··· Dataset records
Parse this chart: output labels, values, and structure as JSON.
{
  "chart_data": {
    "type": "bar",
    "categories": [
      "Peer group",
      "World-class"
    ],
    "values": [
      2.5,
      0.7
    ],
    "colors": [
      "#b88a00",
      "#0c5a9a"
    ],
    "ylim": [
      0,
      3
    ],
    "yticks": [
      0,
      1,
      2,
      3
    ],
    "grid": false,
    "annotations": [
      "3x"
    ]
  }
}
······
Each line of the material above must be retyped precisely.

## Reply to the exercise
Parse this chart: output labels, values, and structure as JSON.
{
  "chart_data": {
    "type": "bar",
    "categories": [
      "Peer group",
      "World-class"
    ],
    "values": [
      2.5,
      0.7
    ],
    "colors": [
      "#b88a00",
      "#0c5a9a"
    ],
    "ylim": [
      0,
      3
    ],
    "yticks": [
      0,
      1,
      2,
      3
    ],
    "grid": false,
    "annotations": [
      "3x"
    ]
  }
}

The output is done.